> WHAT TO DO
1. In the blog entries about living with a child's diabetes, why does carrying the diabetes bag come with a great sense of responsibility? Answer in one to three sentences.
2. Continue the blog entries about living with a child's diabetes, starting after their final sentence.

TEXT BLOCK: Begin

Friday, December 14, 2012

Pod Change Night

It is pod change night again. It's always pod change night. Okay, every three nights is pod change night, but I swear we just did this last night.

I hear it calling to me in my sleep ... beep beep, beep beep ... beep beep, beep beep ...

Diabetes never ends. Ever.

Wednesday, December 12, 2012

Extreme Responsibility: Diabetes Edition

One joy of the potty-trained child, bottle-weaned child is not having to carry a diaper bag around. You go from lugging a huge sack of crap on your shoulder every time you leave the house to, maybe, a spare change of clothes in the trunk. It is a glorious thing!

Diabetes, though, brings back the bag. We do not leave the house without her insulin pump controller, back-up batteries, blood sugar test strips, lancets, insulin, a back-up syringe, a back-up pump, alcohol wipes, a glucagon injection, a juice box, and glucose tablets. From place to place, location to location, we drag around a bag to hold all of these supplies. Granted the supplies are small, so unlike a diaper bag, the diabetes bag in small. However, unlike the diaper bag, there is a great sense of responsibility. Inside are over $1000 of medical supplies which quite literally keep C alive.

TEXT BLOCK: End
AVAILABLE DATA: Begin

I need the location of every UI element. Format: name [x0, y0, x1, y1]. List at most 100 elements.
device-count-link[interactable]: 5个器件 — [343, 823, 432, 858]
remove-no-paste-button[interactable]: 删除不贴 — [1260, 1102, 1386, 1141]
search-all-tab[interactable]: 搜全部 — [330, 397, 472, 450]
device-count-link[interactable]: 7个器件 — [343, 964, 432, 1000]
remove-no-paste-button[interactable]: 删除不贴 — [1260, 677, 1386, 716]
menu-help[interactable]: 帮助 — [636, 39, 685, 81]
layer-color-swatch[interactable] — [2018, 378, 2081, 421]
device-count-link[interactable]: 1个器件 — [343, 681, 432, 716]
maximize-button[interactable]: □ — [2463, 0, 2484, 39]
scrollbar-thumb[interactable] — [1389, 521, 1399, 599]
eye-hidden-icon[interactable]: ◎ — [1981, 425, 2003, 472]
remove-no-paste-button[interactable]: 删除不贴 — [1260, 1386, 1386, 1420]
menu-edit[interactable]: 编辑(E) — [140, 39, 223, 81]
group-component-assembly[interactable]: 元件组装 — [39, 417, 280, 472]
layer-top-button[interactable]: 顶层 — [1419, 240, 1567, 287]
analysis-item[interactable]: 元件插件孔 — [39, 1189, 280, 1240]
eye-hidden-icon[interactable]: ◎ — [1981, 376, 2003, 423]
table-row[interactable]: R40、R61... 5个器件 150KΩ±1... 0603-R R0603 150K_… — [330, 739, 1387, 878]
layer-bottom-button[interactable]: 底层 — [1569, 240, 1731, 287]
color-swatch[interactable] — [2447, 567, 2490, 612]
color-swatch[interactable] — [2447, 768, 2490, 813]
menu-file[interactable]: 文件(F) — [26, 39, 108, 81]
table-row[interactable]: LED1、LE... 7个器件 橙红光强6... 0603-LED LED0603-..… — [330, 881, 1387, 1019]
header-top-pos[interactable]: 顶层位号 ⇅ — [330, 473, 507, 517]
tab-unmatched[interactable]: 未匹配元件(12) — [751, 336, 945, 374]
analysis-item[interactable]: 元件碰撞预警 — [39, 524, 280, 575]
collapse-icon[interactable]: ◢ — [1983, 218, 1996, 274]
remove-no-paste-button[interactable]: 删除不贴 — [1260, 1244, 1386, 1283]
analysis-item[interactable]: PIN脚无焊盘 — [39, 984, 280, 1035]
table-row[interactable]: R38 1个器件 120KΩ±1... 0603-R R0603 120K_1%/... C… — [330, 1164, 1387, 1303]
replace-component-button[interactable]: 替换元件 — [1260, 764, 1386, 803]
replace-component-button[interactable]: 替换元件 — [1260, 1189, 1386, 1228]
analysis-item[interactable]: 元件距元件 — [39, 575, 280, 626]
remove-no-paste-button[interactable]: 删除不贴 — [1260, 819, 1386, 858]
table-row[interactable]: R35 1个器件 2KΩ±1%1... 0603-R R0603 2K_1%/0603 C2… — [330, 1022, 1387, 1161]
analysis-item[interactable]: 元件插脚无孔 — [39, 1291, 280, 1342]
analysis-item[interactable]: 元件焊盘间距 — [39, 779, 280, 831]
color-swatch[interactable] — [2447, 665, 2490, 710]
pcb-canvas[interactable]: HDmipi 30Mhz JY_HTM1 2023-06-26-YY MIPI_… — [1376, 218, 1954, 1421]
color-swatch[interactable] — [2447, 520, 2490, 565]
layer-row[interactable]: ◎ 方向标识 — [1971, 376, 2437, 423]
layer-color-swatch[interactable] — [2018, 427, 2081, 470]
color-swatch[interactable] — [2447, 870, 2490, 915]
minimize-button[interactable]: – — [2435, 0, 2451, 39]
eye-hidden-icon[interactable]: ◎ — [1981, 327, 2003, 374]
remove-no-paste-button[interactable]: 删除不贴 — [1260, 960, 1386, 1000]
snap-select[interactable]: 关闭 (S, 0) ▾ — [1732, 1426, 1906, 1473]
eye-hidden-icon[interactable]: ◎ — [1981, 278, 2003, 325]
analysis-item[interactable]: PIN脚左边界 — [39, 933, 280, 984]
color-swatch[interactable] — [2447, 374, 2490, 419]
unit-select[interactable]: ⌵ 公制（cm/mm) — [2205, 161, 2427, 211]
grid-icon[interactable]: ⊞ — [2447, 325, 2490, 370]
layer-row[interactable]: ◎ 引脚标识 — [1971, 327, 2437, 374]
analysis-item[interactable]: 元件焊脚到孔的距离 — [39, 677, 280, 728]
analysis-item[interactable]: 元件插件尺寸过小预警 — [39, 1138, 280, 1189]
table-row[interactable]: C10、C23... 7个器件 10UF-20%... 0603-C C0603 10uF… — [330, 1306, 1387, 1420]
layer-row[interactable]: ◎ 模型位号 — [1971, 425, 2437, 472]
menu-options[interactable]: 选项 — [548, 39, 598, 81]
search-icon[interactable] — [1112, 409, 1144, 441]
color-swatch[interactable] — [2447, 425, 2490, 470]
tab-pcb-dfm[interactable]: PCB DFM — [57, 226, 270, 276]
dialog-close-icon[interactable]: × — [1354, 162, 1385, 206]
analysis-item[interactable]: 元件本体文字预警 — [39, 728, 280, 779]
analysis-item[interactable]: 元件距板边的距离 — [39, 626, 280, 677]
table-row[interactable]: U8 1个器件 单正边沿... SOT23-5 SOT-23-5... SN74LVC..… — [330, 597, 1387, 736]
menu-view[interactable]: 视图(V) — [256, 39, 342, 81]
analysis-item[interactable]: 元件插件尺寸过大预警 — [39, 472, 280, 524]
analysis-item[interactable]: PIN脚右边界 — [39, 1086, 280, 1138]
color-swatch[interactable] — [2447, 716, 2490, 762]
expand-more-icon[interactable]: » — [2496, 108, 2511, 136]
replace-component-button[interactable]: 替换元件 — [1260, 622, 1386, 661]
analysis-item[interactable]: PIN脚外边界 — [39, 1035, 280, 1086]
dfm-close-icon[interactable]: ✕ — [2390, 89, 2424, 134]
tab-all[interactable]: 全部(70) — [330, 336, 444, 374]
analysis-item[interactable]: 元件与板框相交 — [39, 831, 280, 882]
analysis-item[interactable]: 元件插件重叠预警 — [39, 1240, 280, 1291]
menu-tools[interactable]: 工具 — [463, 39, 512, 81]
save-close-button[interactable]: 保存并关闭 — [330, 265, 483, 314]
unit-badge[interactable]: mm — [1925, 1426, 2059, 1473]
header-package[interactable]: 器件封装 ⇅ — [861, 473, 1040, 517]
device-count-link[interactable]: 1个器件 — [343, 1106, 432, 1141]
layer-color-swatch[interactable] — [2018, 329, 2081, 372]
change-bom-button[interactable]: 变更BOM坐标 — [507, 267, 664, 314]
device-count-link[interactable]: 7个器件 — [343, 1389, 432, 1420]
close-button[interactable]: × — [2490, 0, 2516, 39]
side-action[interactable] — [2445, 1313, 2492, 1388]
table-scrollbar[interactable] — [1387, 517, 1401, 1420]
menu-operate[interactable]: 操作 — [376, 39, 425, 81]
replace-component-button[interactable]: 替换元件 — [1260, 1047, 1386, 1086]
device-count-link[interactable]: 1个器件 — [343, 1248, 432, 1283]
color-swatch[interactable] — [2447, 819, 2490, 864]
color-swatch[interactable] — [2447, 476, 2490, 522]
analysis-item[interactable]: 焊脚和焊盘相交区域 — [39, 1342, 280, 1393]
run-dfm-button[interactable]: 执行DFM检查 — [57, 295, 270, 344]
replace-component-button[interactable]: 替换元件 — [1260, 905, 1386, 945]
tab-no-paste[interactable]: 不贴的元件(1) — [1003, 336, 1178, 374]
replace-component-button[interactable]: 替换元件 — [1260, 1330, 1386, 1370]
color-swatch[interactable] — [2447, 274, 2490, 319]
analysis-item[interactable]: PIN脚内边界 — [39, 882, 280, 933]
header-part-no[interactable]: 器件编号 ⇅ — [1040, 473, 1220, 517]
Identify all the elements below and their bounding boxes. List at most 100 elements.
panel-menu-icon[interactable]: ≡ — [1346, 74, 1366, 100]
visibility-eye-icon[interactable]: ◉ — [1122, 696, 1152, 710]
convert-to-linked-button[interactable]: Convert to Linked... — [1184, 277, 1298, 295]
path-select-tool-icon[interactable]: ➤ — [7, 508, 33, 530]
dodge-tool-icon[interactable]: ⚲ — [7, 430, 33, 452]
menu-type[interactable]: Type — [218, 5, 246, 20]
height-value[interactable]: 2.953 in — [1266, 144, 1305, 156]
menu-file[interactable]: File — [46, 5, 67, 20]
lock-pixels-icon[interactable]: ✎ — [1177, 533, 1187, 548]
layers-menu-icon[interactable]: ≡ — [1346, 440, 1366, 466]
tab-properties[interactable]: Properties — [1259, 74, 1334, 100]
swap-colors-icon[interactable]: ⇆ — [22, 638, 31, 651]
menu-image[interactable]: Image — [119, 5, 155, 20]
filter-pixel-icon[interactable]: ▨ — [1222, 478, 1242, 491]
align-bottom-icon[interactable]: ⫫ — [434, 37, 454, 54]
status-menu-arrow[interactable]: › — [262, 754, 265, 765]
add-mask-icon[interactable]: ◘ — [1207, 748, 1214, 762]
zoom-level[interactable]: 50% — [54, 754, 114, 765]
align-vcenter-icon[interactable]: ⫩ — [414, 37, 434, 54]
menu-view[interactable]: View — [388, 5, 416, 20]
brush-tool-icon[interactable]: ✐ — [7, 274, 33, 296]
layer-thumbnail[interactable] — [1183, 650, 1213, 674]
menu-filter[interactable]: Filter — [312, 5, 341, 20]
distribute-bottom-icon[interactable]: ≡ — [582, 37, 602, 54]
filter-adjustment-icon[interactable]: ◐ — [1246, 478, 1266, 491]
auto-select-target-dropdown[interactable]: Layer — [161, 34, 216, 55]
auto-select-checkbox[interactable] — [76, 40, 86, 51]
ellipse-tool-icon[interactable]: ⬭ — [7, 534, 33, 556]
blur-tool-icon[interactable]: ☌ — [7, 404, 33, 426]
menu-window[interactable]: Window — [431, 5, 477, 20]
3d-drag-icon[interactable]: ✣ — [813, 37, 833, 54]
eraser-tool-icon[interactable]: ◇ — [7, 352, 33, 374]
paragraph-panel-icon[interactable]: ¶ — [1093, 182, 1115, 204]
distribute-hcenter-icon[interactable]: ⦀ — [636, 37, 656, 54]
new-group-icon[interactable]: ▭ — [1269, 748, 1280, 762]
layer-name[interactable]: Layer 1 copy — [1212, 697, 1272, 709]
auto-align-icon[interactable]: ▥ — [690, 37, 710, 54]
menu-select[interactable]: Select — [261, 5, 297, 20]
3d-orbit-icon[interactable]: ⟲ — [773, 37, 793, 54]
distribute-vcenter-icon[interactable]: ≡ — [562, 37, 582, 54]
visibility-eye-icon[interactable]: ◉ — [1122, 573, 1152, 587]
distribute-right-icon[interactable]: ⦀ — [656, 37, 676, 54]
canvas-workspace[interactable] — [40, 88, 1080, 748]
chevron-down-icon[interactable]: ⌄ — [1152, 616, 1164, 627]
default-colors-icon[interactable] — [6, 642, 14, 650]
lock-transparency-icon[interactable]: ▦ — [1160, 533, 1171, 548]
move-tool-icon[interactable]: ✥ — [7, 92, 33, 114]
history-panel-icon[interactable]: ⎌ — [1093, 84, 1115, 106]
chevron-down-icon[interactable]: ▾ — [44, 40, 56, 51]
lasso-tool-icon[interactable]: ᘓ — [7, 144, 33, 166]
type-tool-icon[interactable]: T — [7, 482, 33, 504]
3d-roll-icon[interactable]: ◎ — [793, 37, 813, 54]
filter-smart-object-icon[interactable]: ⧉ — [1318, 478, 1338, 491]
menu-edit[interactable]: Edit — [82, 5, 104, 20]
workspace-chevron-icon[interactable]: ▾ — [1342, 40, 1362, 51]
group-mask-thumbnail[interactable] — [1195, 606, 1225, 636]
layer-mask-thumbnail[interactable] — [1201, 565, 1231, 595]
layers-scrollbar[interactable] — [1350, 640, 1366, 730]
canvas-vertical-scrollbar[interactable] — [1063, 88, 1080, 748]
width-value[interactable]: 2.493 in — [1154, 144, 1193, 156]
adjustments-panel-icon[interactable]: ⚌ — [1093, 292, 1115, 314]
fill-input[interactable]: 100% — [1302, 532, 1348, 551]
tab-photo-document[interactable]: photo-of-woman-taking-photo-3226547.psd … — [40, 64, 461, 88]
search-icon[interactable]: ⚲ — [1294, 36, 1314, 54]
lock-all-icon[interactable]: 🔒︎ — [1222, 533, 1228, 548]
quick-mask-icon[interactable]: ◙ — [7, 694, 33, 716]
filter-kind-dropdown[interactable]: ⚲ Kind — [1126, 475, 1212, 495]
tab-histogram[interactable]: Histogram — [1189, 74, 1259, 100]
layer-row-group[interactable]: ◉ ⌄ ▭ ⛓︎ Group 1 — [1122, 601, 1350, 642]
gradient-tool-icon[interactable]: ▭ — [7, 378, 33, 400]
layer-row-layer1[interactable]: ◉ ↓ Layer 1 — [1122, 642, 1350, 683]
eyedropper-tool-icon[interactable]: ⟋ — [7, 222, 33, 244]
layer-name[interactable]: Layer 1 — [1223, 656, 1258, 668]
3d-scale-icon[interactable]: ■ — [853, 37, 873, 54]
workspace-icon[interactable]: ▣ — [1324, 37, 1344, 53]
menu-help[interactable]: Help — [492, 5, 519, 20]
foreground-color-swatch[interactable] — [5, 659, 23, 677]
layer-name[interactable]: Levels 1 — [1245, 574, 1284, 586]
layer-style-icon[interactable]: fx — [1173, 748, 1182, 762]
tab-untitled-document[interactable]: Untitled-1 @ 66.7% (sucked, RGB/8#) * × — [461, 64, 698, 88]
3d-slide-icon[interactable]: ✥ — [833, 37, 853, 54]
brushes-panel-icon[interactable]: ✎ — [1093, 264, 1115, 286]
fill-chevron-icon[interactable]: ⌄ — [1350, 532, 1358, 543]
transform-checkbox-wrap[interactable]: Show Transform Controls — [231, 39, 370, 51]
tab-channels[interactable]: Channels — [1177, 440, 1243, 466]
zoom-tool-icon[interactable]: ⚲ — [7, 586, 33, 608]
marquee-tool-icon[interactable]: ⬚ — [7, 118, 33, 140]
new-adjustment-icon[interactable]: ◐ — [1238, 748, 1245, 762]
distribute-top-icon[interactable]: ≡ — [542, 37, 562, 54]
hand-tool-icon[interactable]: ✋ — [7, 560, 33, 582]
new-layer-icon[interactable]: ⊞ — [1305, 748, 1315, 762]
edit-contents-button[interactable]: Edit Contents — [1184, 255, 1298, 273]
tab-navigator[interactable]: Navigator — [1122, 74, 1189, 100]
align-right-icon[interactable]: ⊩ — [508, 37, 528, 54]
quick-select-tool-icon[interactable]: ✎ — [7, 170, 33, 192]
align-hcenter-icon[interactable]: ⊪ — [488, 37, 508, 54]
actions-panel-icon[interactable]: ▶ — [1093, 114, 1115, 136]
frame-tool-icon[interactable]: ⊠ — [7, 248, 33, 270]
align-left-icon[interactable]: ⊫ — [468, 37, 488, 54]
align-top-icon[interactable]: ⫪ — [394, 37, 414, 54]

AVAILABLE DATA: End

> ANSWERS TO THE EXERCISE
1. The bag holds over $1000 of medical supplies, and those supplies quite literally keep C alive. Unlike a diaper bag, it carries items that C's survival depends on.

2.
Also, because I am crazy, I don't carry around the bag ... I have the 5-year-old diabetic do it. I purposefully chose a messenger-style bag so it would be easy for her to carry. It may be an extreme lesson in responsibility, and perhaps a large weight for a 5-year-old to carry, but I can assure you of two things:
  1. She doesn't feel the weight of responsibility like I do. To her it's just her diabetes bag, not all that other stressful money/life-line stuff.
  2. It is something she has to get used to. She will have diabetes until there is a cure. And while that will happen in her lifetime, it won't happen tomorrow, so she needs to get used to caring and keeping up with her supplies.
I'd love to ditch the bag and let her be a kid who just has to keep up with her jacket, but this is the reality of diabetes - needing supplies on hand 24/7 no matter where you are. So I at least let her pick out her own fabric and had a friend help me make a bag that she is proud to carry - at least until she gets too old for Sprinkles and Sparkles.